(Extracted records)
# # # #
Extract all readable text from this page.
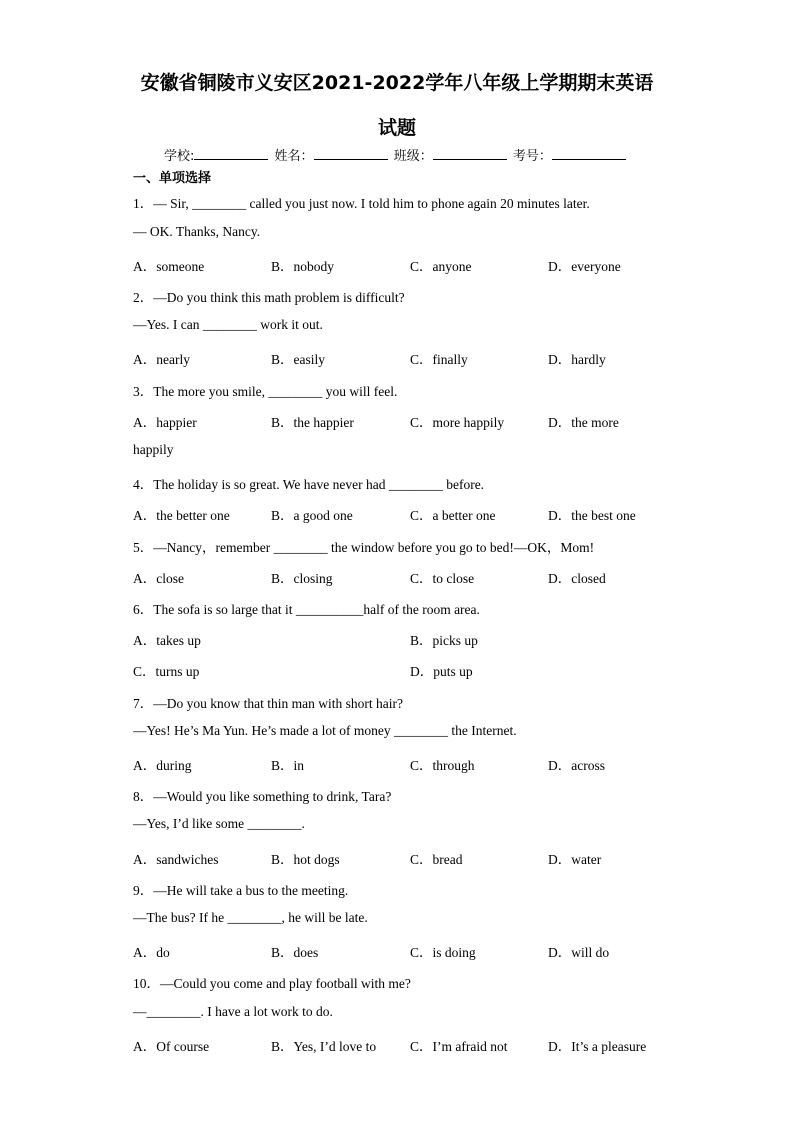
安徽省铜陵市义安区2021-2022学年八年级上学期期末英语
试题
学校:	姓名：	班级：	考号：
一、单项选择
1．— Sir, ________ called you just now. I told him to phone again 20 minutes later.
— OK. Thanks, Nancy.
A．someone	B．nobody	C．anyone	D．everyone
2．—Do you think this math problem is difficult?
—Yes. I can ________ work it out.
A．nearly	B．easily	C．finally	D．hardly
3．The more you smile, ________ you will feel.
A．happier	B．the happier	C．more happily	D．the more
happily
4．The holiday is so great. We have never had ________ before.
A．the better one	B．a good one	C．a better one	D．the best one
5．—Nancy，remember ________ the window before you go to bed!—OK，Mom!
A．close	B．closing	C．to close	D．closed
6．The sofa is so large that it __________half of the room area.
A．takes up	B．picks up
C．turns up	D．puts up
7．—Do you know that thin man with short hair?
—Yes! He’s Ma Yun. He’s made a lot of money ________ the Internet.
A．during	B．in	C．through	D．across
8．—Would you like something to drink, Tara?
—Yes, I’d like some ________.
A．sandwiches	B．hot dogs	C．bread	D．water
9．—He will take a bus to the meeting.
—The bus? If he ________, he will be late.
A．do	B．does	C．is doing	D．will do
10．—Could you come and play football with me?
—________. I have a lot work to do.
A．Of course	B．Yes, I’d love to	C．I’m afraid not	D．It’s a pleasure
# # # #
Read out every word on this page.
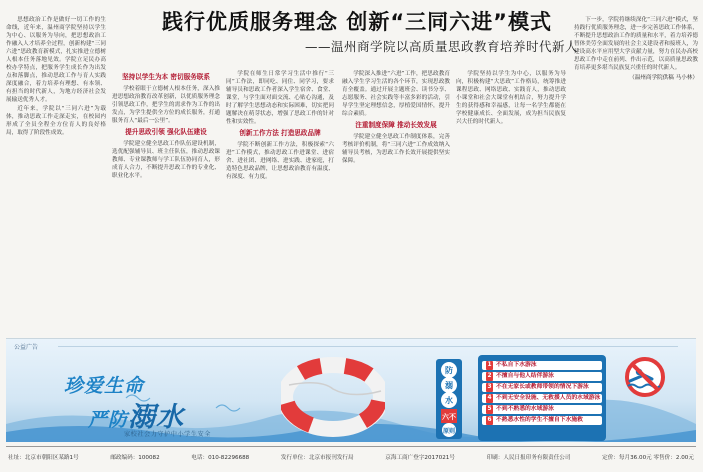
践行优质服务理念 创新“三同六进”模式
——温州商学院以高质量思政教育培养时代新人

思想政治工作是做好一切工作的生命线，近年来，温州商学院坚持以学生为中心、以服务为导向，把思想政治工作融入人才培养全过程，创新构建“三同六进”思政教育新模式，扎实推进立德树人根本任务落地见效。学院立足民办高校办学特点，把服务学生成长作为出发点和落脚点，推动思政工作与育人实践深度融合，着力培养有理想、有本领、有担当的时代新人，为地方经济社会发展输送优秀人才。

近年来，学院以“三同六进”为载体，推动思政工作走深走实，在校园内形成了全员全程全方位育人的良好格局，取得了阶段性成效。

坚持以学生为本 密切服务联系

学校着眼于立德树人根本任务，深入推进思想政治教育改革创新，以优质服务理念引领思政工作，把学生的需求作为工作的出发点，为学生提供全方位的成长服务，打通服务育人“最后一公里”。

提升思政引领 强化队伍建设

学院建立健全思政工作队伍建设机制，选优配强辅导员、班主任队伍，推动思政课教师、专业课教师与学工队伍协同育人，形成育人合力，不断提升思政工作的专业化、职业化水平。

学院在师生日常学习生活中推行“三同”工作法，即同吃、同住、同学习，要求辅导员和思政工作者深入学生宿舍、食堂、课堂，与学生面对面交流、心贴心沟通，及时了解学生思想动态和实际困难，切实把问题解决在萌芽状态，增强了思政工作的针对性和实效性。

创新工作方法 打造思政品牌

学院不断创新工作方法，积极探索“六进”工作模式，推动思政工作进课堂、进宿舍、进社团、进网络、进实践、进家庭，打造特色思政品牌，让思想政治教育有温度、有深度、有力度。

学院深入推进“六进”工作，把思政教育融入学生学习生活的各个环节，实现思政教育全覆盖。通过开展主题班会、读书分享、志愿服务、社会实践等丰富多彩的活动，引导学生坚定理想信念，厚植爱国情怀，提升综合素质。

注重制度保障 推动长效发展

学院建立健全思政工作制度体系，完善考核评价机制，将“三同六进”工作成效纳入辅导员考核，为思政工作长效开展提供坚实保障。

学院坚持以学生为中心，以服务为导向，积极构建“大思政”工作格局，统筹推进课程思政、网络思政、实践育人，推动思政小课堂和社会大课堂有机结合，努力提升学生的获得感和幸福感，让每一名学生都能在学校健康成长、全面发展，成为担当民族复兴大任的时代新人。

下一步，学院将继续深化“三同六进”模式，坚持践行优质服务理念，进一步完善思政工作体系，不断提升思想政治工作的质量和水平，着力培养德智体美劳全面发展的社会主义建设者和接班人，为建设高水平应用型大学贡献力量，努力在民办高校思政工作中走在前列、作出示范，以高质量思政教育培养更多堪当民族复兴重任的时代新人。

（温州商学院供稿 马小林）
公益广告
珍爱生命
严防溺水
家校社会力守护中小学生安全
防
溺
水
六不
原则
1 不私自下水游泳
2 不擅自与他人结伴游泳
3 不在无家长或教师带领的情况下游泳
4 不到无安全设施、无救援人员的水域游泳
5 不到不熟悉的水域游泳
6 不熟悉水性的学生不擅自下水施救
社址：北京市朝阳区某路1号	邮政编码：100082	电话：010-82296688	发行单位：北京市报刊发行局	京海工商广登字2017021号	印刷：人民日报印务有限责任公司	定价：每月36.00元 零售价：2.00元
# # # #
▸ **TASK**
List the lines of the records where "with" occurs.

▸ **THE ANSWER**
7．—Do you know that thin man with short hair?
10．—Could you come and play football with me?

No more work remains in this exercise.